(Aim of the task): Give back the entire listing verbatim.

(Dataset rows):
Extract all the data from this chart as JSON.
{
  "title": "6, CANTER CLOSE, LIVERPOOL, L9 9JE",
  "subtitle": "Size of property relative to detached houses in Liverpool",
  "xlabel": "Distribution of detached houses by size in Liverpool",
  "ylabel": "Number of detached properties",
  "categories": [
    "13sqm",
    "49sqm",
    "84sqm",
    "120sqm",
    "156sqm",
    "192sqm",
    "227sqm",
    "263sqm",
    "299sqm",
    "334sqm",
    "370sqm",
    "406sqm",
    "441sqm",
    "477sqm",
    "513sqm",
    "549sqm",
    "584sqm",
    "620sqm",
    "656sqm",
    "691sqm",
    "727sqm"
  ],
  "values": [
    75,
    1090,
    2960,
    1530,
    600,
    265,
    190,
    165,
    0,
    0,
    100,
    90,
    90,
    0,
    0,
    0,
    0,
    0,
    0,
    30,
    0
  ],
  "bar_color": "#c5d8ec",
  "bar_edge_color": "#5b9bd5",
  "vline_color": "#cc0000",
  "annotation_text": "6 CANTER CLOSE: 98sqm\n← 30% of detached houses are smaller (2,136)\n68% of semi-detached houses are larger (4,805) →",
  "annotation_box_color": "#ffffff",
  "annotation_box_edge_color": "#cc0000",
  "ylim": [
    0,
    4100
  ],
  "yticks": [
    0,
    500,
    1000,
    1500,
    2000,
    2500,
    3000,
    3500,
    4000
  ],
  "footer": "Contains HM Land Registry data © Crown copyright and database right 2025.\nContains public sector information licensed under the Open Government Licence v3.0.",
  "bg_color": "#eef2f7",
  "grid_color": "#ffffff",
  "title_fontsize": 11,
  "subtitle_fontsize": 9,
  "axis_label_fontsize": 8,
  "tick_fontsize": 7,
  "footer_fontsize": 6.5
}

(Expected output):
Extract all the data from this chart as JSON.
{
  "title": "6, CANTER CLOSE, LIVERPOOL, L9 9JE",
  "subtitle": "Size of property relative to detached houses in Liverpool",
  "xlabel": "Distribution of detached houses by size in Liverpool",
  "ylabel": "Number of detached properties",
  "categories": [
    "13sqm",
    "49sqm",
    "84sqm",
    "120sqm",
    "156sqm",
    "192sqm",
    "227sqm",
    "263sqm",
    "299sqm",
    "334sqm",
    "370sqm",
    "406sqm",
    "441sqm",
    "477sqm",
    "513sqm",
    "549sqm",
    "584sqm",
    "620sqm",
    "656sqm",
    "691sqm",
    "727sqm"
  ],
  "values": [
    75,
    1090,
    2960,
    1530,
    600,
    265,
    190,
    165,
    0,
    0,
    100,
    90,
    90,
    0,
    0,
    0,
    0,
    0,
    0,
    30,
    0
  ],
  "bar_color": "#c5d8ec",
  "bar_edge_color": "#5b9bd5",
  "vline_color": "#cc0000",
  "annotation_text": "6 CANTER CLOSE: 98sqm\n← 30% of detached houses are smaller (2,136)\n68% of semi-detached houses are larger (4,805) →",
  "annotation_box_color": "#ffffff",
  "annotation_box_edge_color": "#cc0000",
  "ylim": [
    0,
    4100
  ],
  "yticks": [
    0,
    500,
    1000,
    1500,
    2000,
    2500,
    3000,
    3500,
    4000
  ],
  "footer": "Contains HM Land Registry data © Crown copyright and database right 2025.\nContains public sector information licensed under the Open Government Licence v3.0.",
  "bg_color": "#eef2f7",
  "grid_color": "#ffffff",
  "title_fontsize": 11,
  "subtitle_fontsize": 9,
  "axis_label_fontsize": 8,
  "tick_fontsize": 7,
  "footer_fontsize": 6.5
}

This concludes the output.